● What you have to do
Among the entries, which lines carry the string "Other"? Copy each of them.
[start Stored records]
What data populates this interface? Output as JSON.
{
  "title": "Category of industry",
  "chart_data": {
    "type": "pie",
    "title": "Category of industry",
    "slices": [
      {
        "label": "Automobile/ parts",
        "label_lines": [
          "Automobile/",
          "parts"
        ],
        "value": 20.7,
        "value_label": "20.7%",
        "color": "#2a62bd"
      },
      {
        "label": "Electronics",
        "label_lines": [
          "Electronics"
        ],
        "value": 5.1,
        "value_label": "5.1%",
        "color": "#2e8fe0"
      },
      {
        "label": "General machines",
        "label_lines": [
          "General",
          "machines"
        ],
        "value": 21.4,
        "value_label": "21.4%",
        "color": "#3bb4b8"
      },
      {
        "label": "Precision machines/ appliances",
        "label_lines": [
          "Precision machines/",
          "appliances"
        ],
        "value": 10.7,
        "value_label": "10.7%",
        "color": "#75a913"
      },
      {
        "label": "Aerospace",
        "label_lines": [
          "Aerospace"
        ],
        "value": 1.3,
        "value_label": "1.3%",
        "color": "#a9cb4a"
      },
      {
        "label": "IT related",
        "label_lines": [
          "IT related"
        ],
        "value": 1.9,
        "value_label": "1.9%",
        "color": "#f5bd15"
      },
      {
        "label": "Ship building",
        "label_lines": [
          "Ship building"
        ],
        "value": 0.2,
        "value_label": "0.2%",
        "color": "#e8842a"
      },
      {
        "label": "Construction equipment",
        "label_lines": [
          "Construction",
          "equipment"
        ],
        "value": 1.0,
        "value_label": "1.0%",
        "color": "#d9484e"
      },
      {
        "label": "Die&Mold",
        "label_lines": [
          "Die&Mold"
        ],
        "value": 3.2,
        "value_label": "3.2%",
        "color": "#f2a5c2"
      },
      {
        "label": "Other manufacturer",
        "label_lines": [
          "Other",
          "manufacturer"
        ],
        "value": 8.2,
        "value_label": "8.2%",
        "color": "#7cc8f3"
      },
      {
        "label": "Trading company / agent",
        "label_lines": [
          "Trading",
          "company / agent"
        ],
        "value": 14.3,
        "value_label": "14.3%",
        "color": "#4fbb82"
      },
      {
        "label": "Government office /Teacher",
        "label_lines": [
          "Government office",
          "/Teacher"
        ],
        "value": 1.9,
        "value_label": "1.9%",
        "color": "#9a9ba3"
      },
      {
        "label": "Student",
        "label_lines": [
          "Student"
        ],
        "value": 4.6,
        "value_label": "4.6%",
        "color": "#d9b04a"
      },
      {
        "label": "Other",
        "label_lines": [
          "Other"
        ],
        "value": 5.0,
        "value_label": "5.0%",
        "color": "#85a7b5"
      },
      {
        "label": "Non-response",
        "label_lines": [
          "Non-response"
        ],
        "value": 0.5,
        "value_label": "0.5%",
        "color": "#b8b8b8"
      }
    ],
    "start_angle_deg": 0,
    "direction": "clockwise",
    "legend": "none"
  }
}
[end Stored records]
● Correct answer
        "label": "Other manufacturer",
          "Other",
        "label": "Other",
          "Other"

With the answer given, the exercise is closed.